Challenge — Set each entry down verbatim, omitting images.

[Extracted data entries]
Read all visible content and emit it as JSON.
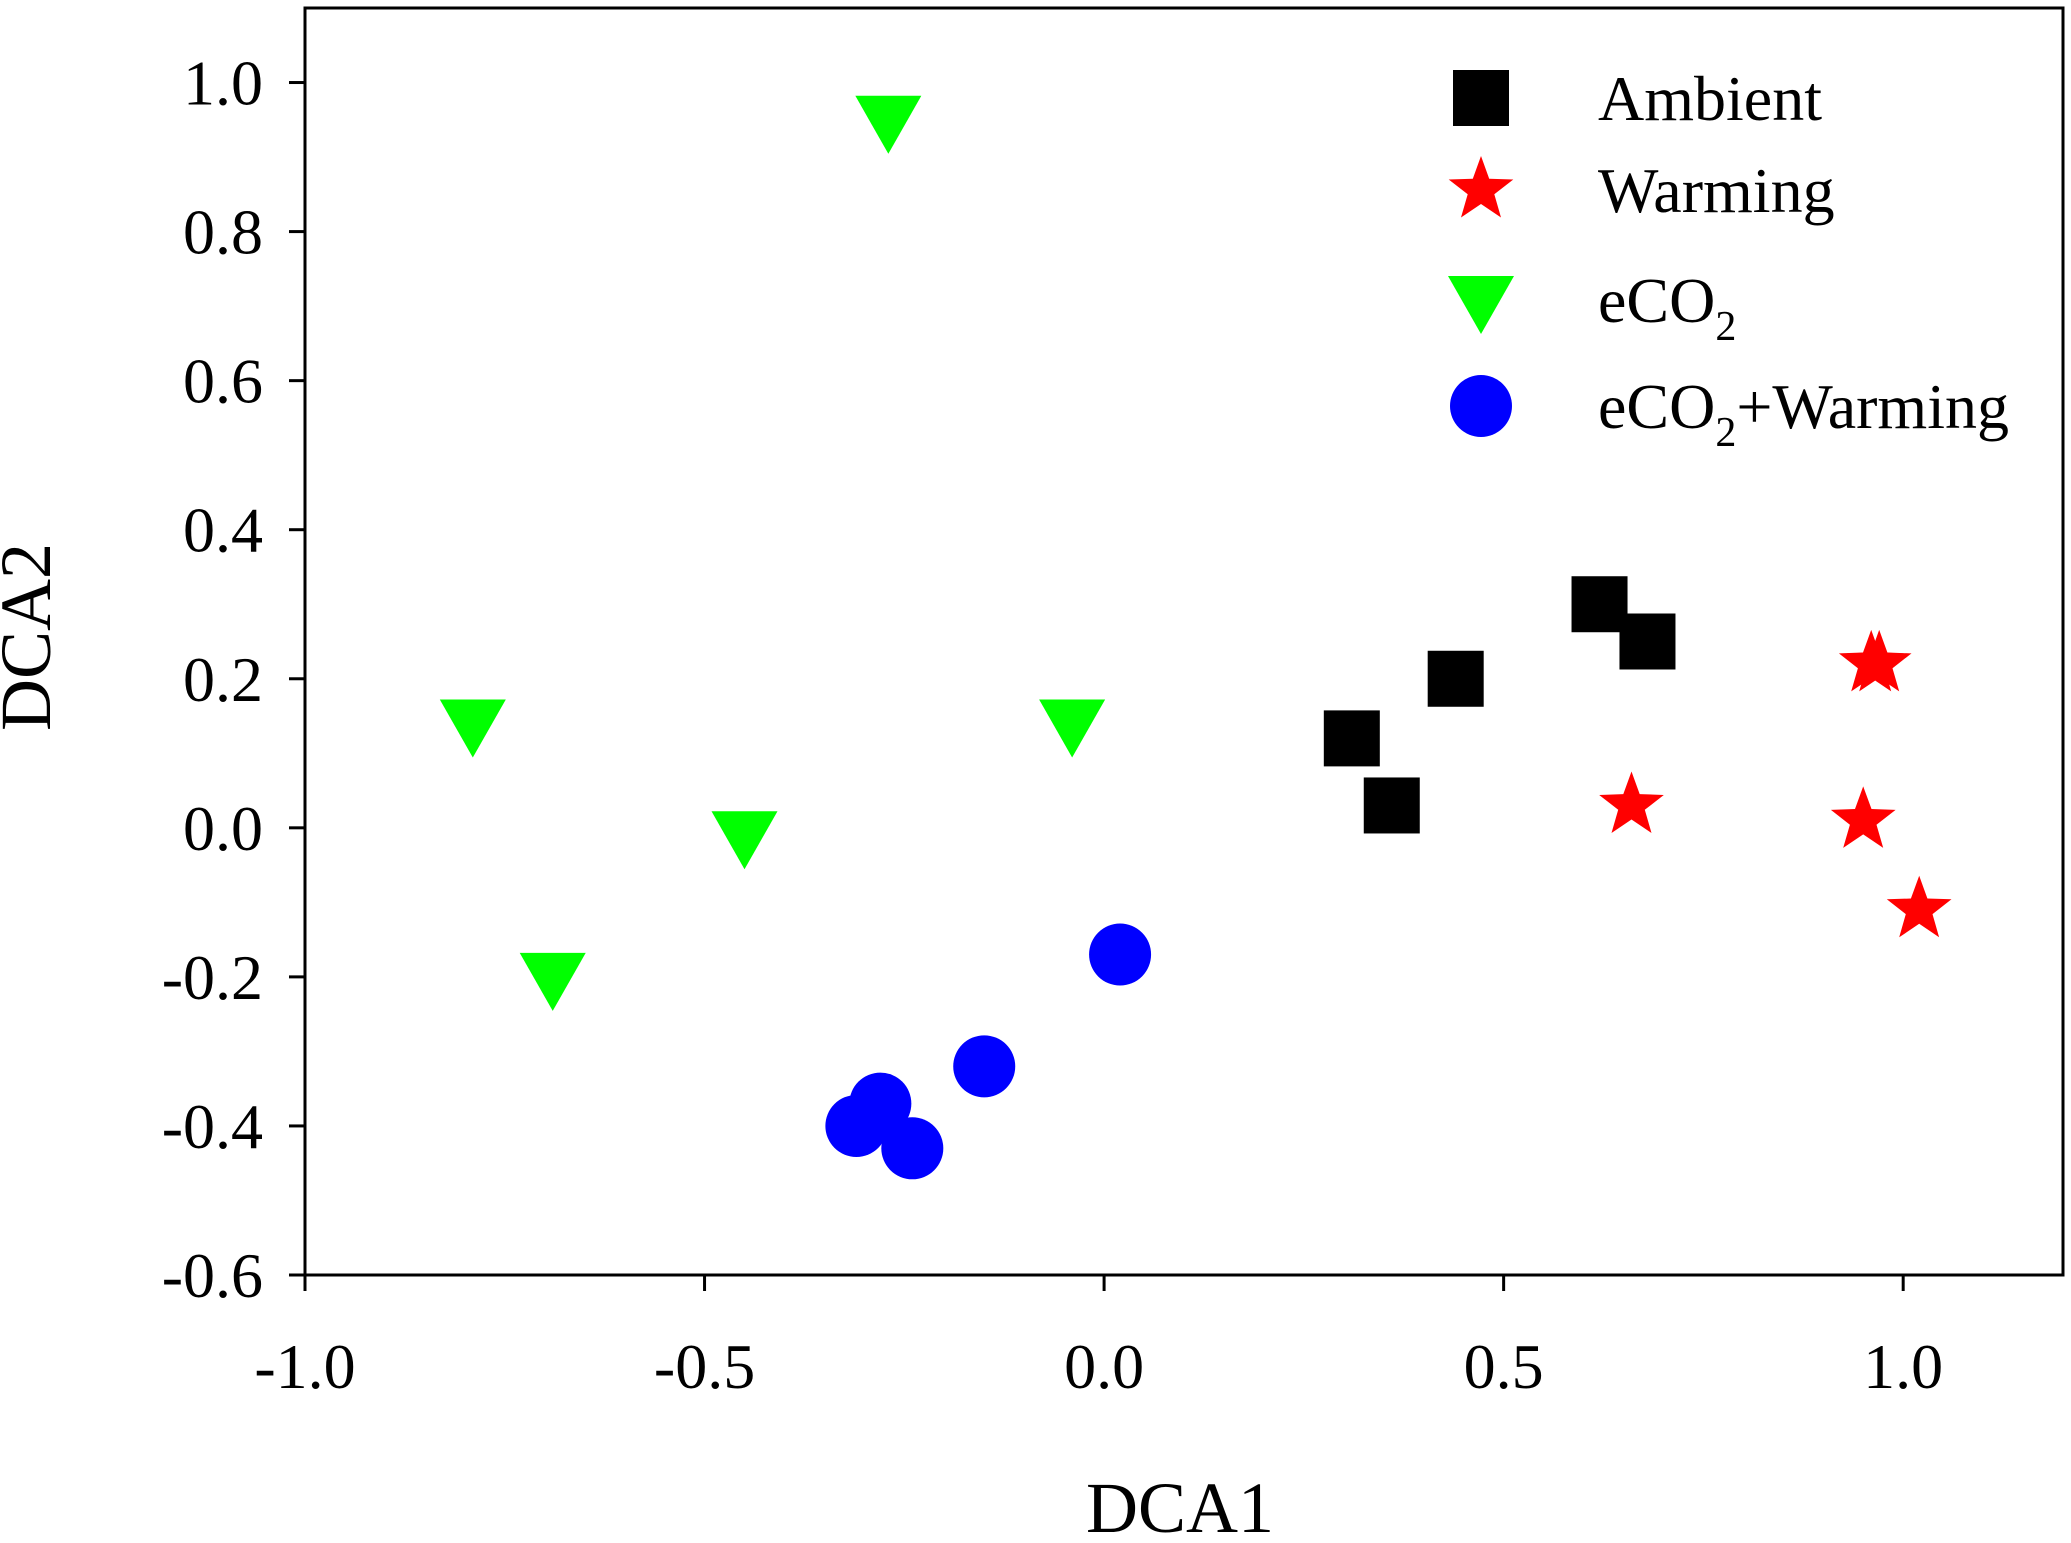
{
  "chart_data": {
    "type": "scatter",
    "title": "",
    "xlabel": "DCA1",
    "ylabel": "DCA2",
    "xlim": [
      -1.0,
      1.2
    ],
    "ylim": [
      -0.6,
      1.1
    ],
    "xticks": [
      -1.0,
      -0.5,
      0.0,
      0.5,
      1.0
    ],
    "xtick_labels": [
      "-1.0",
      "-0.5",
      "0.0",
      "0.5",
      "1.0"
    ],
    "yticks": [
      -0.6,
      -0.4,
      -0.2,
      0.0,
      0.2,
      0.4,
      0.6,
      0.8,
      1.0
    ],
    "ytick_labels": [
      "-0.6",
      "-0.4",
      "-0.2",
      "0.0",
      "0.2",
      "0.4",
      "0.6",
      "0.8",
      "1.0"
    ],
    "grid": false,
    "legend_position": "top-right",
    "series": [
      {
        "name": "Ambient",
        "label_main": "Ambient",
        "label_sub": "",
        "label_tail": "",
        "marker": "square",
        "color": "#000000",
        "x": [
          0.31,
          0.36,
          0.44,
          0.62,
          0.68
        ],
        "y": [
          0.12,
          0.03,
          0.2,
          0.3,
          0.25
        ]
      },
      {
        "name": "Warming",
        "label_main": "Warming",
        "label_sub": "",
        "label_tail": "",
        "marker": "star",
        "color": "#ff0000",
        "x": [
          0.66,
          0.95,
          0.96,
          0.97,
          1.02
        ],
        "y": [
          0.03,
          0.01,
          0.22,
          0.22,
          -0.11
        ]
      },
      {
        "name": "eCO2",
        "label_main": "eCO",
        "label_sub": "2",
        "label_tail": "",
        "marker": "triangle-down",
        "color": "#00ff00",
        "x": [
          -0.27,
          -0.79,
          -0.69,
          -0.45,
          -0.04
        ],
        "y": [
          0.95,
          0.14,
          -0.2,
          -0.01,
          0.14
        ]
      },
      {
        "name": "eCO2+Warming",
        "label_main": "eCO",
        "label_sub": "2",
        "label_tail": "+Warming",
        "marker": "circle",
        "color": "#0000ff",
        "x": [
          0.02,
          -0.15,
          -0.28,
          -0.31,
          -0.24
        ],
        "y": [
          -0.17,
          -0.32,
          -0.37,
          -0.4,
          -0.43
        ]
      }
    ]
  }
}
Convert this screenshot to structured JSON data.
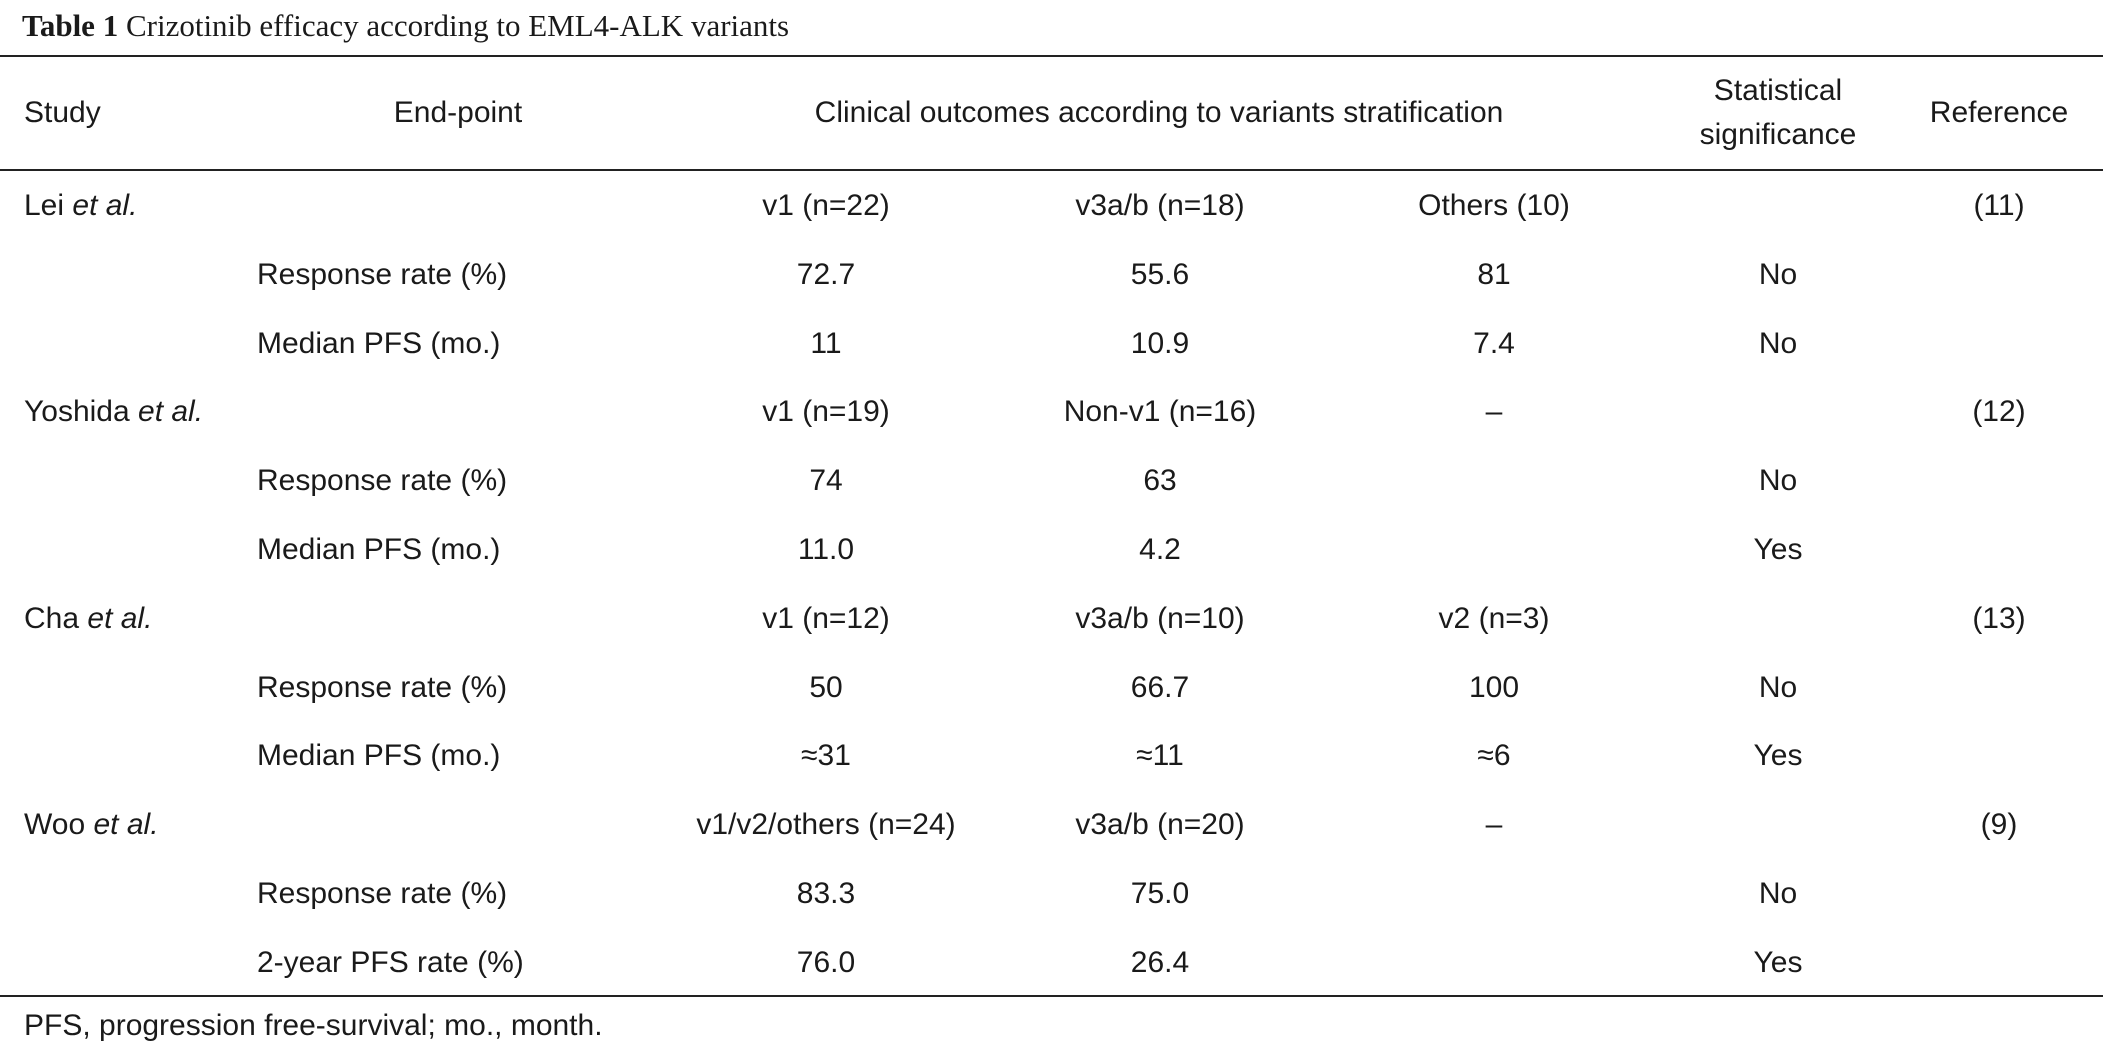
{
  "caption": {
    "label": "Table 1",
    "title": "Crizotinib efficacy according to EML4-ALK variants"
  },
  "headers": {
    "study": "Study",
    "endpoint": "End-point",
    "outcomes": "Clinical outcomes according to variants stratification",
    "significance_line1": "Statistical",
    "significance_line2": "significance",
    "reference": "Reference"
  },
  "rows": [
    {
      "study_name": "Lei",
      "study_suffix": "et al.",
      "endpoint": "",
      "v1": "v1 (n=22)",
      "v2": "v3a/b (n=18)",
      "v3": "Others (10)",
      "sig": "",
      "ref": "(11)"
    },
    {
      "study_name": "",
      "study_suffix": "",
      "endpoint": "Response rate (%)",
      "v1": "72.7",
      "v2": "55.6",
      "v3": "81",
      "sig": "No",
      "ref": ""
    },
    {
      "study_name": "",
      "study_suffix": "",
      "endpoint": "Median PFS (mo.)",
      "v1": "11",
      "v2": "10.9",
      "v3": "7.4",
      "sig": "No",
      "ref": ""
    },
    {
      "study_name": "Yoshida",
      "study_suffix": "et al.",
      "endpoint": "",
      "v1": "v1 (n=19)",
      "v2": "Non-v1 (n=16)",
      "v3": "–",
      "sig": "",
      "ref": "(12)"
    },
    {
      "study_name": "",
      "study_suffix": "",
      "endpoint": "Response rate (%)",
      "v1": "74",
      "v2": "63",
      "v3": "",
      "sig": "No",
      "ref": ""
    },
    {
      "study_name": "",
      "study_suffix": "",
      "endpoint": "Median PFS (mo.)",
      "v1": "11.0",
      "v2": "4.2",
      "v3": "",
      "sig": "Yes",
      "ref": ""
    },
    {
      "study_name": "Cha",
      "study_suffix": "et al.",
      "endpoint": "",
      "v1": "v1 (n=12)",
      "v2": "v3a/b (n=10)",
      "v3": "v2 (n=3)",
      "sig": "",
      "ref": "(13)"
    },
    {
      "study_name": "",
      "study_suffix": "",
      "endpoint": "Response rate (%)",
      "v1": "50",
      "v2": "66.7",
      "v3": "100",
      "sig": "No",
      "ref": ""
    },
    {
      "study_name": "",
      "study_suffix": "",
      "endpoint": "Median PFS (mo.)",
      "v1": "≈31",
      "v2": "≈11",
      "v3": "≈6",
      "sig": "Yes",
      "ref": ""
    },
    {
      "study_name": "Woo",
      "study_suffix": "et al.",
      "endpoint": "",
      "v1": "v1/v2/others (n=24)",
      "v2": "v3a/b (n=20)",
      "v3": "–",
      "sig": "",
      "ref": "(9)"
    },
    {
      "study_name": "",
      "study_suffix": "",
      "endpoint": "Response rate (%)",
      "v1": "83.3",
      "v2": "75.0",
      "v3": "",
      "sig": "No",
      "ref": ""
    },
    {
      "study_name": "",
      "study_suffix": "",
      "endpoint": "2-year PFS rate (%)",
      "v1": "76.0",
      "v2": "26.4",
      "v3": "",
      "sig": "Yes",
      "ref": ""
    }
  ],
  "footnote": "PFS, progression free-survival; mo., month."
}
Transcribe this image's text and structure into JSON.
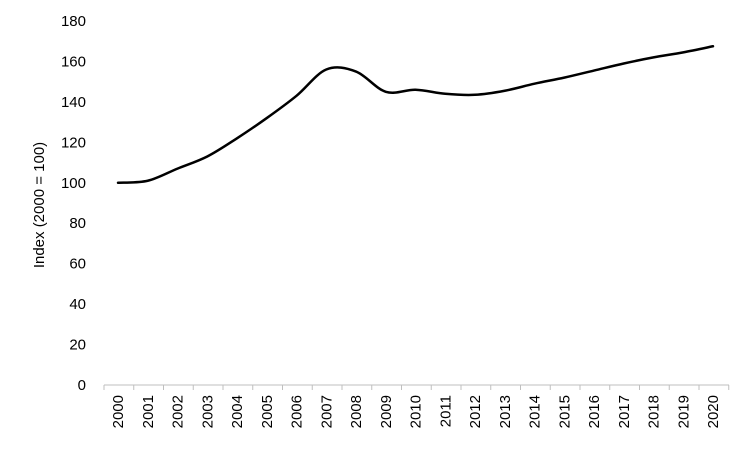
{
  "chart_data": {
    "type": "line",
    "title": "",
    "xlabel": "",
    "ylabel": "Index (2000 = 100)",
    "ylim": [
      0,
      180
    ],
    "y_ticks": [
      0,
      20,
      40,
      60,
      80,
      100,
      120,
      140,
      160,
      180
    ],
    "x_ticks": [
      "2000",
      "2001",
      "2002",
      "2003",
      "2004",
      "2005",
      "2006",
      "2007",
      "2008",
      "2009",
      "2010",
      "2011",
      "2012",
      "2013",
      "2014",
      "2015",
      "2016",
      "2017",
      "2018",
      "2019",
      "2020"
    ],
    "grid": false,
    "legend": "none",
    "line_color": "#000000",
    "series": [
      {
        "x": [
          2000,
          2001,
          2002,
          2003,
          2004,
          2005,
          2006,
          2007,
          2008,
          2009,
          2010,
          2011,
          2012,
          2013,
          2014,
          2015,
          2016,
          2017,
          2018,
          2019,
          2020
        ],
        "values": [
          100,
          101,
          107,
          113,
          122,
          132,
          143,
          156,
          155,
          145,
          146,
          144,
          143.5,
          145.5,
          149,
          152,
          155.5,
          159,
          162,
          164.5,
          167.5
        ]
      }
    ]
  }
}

Reply —
Read all visible content and emit it as JSON.
{
  "chart_data": {
    "type": "scatter",
    "title": "",
    "xlabel": "DCA1",
    "ylabel": "DCA2",
    "xlim": [
      -1.0,
      1.2
    ],
    "ylim": [
      -0.6,
      1.1
    ],
    "xticks": [
      -1.0,
      -0.5,
      0.0,
      0.5,
      1.0
    ],
    "xtick_labels": [
      "-1.0",
      "-0.5",
      "0.0",
      "0.5",
      "1.0"
    ],
    "yticks": [
      -0.6,
      -0.4,
      -0.2,
      0.0,
      0.2,
      0.4,
      0.6,
      0.8,
      1.0
    ],
    "ytick_labels": [
      "-0.6",
      "-0.4",
      "-0.2",
      "0.0",
      "0.2",
      "0.4",
      "0.6",
      "0.8",
      "1.0"
    ],
    "grid": false,
    "legend_position": "top-right",
    "series": [
      {
        "name": "Ambient",
        "label_main": "Ambient",
        "label_sub": "",
        "label_tail": "",
        "marker": "square",
        "color": "#000000",
        "x": [
          0.31,
          0.36,
          0.44,
          0.62,
          0.68
        ],
        "y": [
          0.12,
          0.03,
          0.2,
          0.3,
          0.25
        ]
      },
      {
        "name": "Warming",
        "label_main": "Warming",
        "label_sub": "",
        "label_tail": "",
        "marker": "star",
        "color": "#ff0000",
        "x": [
          0.66,
          0.95,
          0.96,
          0.97,
          1.02
        ],
        "y": [
          0.03,
          0.01,
          0.22,
          0.22,
          -0.11
        ]
      },
      {
        "name": "eCO2",
        "label_main": "eCO",
        "label_sub": "2",
        "label_tail": "",
        "marker": "triangle-down",
        "color": "#00ff00",
        "x": [
          -0.27,
          -0.79,
          -0.69,
          -0.45,
          -0.04
        ],
        "y": [
          0.95,
          0.14,
          -0.2,
          -0.01,
          0.14
        ]
      },
      {
        "name": "eCO2+Warming",
        "label_main": "eCO",
        "label_sub": "2",
        "label_tail": "+Warming",
        "marker": "circle",
        "color": "#0000ff",
        "x": [
          0.02,
          -0.15,
          -0.28,
          -0.31,
          -0.24
        ],
        "y": [
          -0.17,
          -0.32,
          -0.37,
          -0.4,
          -0.43
        ]
      }
    ]
  }
}
Convert this screenshot to structured JSON data.
{
  "caption": {
    "label": "Table 1",
    "title": "Crizotinib efficacy according to EML4-ALK variants"
  },
  "headers": {
    "study": "Study",
    "endpoint": "End-point",
    "outcomes": "Clinical outcomes according to variants stratification",
    "significance_line1": "Statistical",
    "significance_line2": "significance",
    "reference": "Reference"
  },
  "rows": [
    {
      "study_name": "Lei",
      "study_suffix": "et al.",
      "endpoint": "",
      "v1": "v1 (n=22)",
      "v2": "v3a/b (n=18)",
      "v3": "Others (10)",
      "sig": "",
      "ref": "(11)"
    },
    {
      "study_name": "",
      "study_suffix": "",
      "endpoint": "Response rate (%)",
      "v1": "72.7",
      "v2": "55.6",
      "v3": "81",
      "sig": "No",
      "ref": ""
    },
    {
      "study_name": "",
      "study_suffix": "",
      "endpoint": "Median PFS (mo.)",
      "v1": "11",
      "v2": "10.9",
      "v3": "7.4",
      "sig": "No",
      "ref": ""
    },
    {
      "study_name": "Yoshida",
      "study_suffix": "et al.",
      "endpoint": "",
      "v1": "v1 (n=19)",
      "v2": "Non-v1 (n=16)",
      "v3": "–",
      "sig": "",
      "ref": "(12)"
    },
    {
      "study_name": "",
      "study_suffix": "",
      "endpoint": "Response rate (%)",
      "v1": "74",
      "v2": "63",
      "v3": "",
      "sig": "No",
      "ref": ""
    },
    {
      "study_name": "",
      "study_suffix": "",
      "endpoint": "Median PFS (mo.)",
      "v1": "11.0",
      "v2": "4.2",
      "v3": "",
      "sig": "Yes",
      "ref": ""
    },
    {
      "study_name": "Cha",
      "study_suffix": "et al.",
      "endpoint": "",
      "v1": "v1 (n=12)",
      "v2": "v3a/b (n=10)",
      "v3": "v2 (n=3)",
      "sig": "",
      "ref": "(13)"
    },
    {
      "study_name": "",
      "study_suffix": "",
      "endpoint": "Response rate (%)",
      "v1": "50",
      "v2": "66.7",
      "v3": "100",
      "sig": "No",
      "ref": ""
    },
    {
      "study_name": "",
      "study_suffix": "",
      "endpoint": "Median PFS (mo.)",
      "v1": "≈31",
      "v2": "≈11",
      "v3": "≈6",
      "sig": "Yes",
      "ref": ""
    },
    {
      "study_name": "Woo",
      "study_suffix": "et al.",
      "endpoint": "",
      "v1": "v1/v2/others (n=24)",
      "v2": "v3a/b (n=20)",
      "v3": "–",
      "sig": "",
      "ref": "(9)"
    },
    {
      "study_name": "",
      "study_suffix": "",
      "endpoint": "Response rate (%)",
      "v1": "83.3",
      "v2": "75.0",
      "v3": "",
      "sig": "No",
      "ref": ""
    },
    {
      "study_name": "",
      "study_suffix": "",
      "endpoint": "2-year PFS rate (%)",
      "v1": "76.0",
      "v2": "26.4",
      "v3": "",
      "sig": "Yes",
      "ref": ""
    }
  ],
  "footnote": "PFS, progression free-survival; mo., month."
}
Transcribe this image's text and structure into JSON.
{
  "chart_data": {
    "type": "line",
    "title": "",
    "xlabel": "",
    "ylabel": "Index (2000 = 100)",
    "ylim": [
      0,
      180
    ],
    "y_ticks": [
      0,
      20,
      40,
      60,
      80,
      100,
      120,
      140,
      160,
      180
    ],
    "x_ticks": [
      "2000",
      "2001",
      "2002",
      "2003",
      "2004",
      "2005",
      "2006",
      "2007",
      "2008",
      "2009",
      "2010",
      "2011",
      "2012",
      "2013",
      "2014",
      "2015",
      "2016",
      "2017",
      "2018",
      "2019",
      "2020"
    ],
    "grid": false,
    "legend": "none",
    "line_color": "#000000",
    "series": [
      {
        "x": [
          2000,
          2001,
          2002,
          2003,
          2004,
          2005,
          2006,
          2007,
          2008,
          2009,
          2010,
          2011,
          2012,
          2013,
          2014,
          2015,
          2016,
          2017,
          2018,
          2019,
          2020
        ],
        "values": [
          100,
          101,
          107,
          113,
          122,
          132,
          143,
          156,
          155,
          145,
          146,
          144,
          143.5,
          145.5,
          149,
          152,
          155.5,
          159,
          162,
          164.5,
          167.5
        ]
      }
    ]
  }
}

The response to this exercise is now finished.